Figure collection entries
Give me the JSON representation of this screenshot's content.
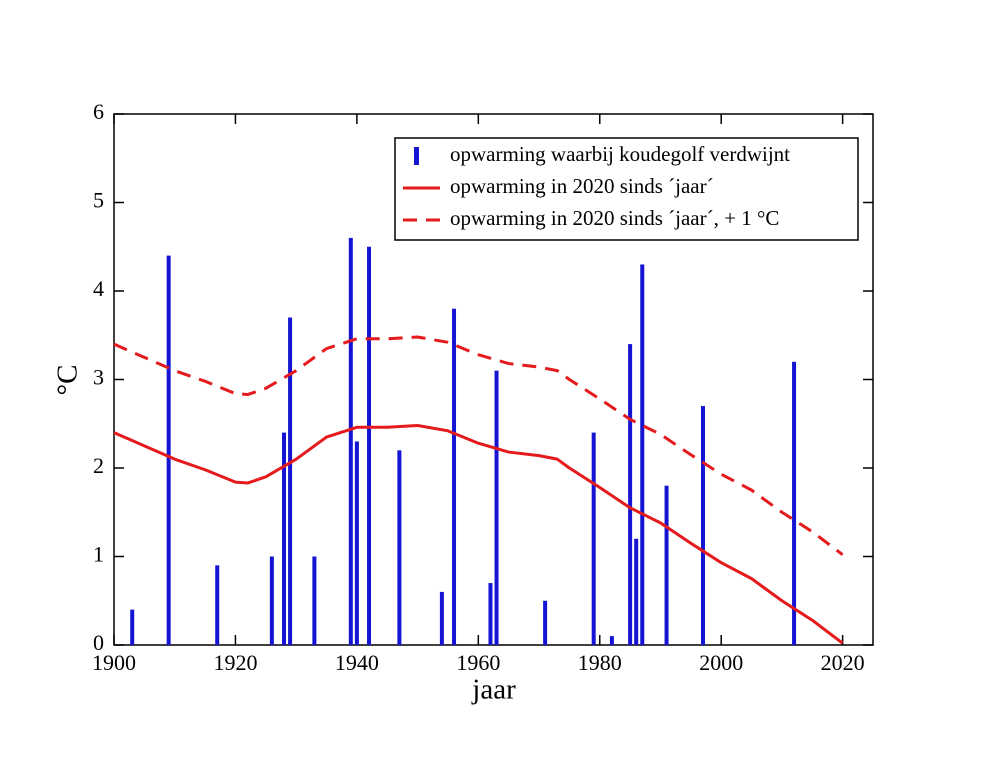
{
  "chart_data": {
    "type": "combo",
    "xlabel": "jaar",
    "ylabel": "°C",
    "xlim": [
      1900,
      2025
    ],
    "ylim": [
      0,
      6
    ],
    "xticks": [
      1900,
      1920,
      1940,
      1960,
      1980,
      2000,
      2020
    ],
    "yticks": [
      0,
      1,
      2,
      3,
      4,
      5,
      6
    ],
    "legend": "top-right",
    "series": [
      {
        "name": "opwarming waarbij koudegolf verdwijnt",
        "type": "bar",
        "color": "#1414d2",
        "x": [
          1903,
          1909,
          1917,
          1926,
          1928,
          1929,
          1933,
          1939,
          1940,
          1942,
          1947,
          1954,
          1956,
          1962,
          1963,
          1971,
          1979,
          1982,
          1985,
          1986,
          1987,
          1991,
          1997,
          2012
        ],
        "values": [
          0.4,
          4.4,
          0.9,
          1.0,
          2.4,
          3.7,
          1.0,
          4.6,
          2.3,
          4.5,
          2.2,
          0.6,
          3.8,
          0.7,
          3.1,
          0.5,
          2.4,
          0.1,
          3.4,
          1.2,
          4.3,
          1.8,
          2.7,
          3.2
        ]
      },
      {
        "name": "opwarming in 2020 sinds ´jaar´",
        "type": "line",
        "dash": false,
        "color": "#e41a1c",
        "x": [
          1900,
          1905,
          1910,
          1915,
          1920,
          1922,
          1925,
          1930,
          1935,
          1940,
          1945,
          1950,
          1955,
          1960,
          1965,
          1970,
          1973,
          1975,
          1980,
          1985,
          1990,
          1995,
          2000,
          2005,
          2010,
          2015,
          2020
        ],
        "values": [
          2.4,
          2.25,
          2.1,
          1.98,
          1.84,
          1.83,
          1.9,
          2.1,
          2.35,
          2.46,
          2.46,
          2.48,
          2.42,
          2.28,
          2.18,
          2.14,
          2.1,
          2.0,
          1.78,
          1.55,
          1.38,
          1.15,
          0.93,
          0.75,
          0.5,
          0.28,
          0.02
        ]
      },
      {
        "name": "opwarming in 2020 sinds ´jaar´, + 1 °C",
        "type": "line",
        "dash": true,
        "color": "#e41a1c",
        "x": [
          1900,
          1905,
          1910,
          1915,
          1920,
          1922,
          1925,
          1930,
          1935,
          1940,
          1945,
          1950,
          1955,
          1960,
          1965,
          1970,
          1973,
          1975,
          1980,
          1985,
          1990,
          1995,
          2000,
          2005,
          2010,
          2015,
          2020
        ],
        "values": [
          3.4,
          3.25,
          3.1,
          2.98,
          2.84,
          2.83,
          2.9,
          3.1,
          3.35,
          3.46,
          3.46,
          3.48,
          3.42,
          3.28,
          3.18,
          3.14,
          3.1,
          3.0,
          2.78,
          2.55,
          2.38,
          2.15,
          1.93,
          1.75,
          1.5,
          1.28,
          1.02
        ]
      }
    ]
  }
}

» **Your goal**
Find the lines containing "jaar" and list every one of them.

» **Answer below**
    "xlabel": "jaar",
        "name": "opwarming in 2020 sinds ´jaar´",
        "name": "opwarming in 2020 sinds ´jaar´, + 1 °C",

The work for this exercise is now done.